▸ Exercise goal
Each line of the material below should be reproduced exactly.

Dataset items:

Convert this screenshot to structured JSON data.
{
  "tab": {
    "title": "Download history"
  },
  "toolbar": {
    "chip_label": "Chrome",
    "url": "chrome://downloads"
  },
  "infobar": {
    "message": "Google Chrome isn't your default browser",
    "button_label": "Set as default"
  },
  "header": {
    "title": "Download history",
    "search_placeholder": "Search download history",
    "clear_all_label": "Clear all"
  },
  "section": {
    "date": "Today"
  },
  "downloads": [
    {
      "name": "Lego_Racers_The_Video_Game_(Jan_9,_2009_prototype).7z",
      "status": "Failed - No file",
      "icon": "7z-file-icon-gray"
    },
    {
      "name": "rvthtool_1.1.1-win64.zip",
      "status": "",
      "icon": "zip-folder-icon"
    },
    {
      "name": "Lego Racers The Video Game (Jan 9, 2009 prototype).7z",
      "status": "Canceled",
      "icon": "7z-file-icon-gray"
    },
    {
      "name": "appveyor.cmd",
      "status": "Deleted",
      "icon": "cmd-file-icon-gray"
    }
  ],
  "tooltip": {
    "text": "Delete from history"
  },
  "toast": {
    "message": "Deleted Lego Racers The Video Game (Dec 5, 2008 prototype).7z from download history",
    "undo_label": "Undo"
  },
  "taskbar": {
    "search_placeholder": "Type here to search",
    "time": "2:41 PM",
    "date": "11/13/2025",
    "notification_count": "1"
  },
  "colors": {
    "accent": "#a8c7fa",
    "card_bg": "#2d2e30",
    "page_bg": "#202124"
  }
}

▸ Completed task
Convert this screenshot to structured JSON data.
{
  "tab": {
    "title": "Download history"
  },
  "toolbar": {
    "chip_label": "Chrome",
    "url": "chrome://downloads"
  },
  "infobar": {
    "message": "Google Chrome isn't your default browser",
    "button_label": "Set as default"
  },
  "header": {
    "title": "Download history",
    "search_placeholder": "Search download history",
    "clear_all_label": "Clear all"
  },
  "section": {
    "date": "Today"
  },
  "downloads": [
    {
      "name": "Lego_Racers_The_Video_Game_(Jan_9,_2009_prototype).7z",
      "status": "Failed - No file",
      "icon": "7z-file-icon-gray"
    },
    {
      "name": "rvthtool_1.1.1-win64.zip",
      "status": "",
      "icon": "zip-folder-icon"
    },
    {
      "name": "Lego Racers The Video Game (Jan 9, 2009 prototype).7z",
      "status": "Canceled",
      "icon": "7z-file-icon-gray"
    },
    {
      "name": "appveyor.cmd",
      "status": "Deleted",
      "icon": "cmd-file-icon-gray"
    }
  ],
  "tooltip": {
    "text": "Delete from history"
  },
  "toast": {
    "message": "Deleted Lego Racers The Video Game (Dec 5, 2008 prototype).7z from download history",
    "undo_label": "Undo"
  },
  "taskbar": {
    "search_placeholder": "Type here to search",
    "time": "2:41 PM",
    "date": "11/13/2025",
    "notification_count": "1"
  },
  "colors": {
    "accent": "#a8c7fa",
    "card_bg": "#2d2e30",
    "page_bg": "#202124"
  }
}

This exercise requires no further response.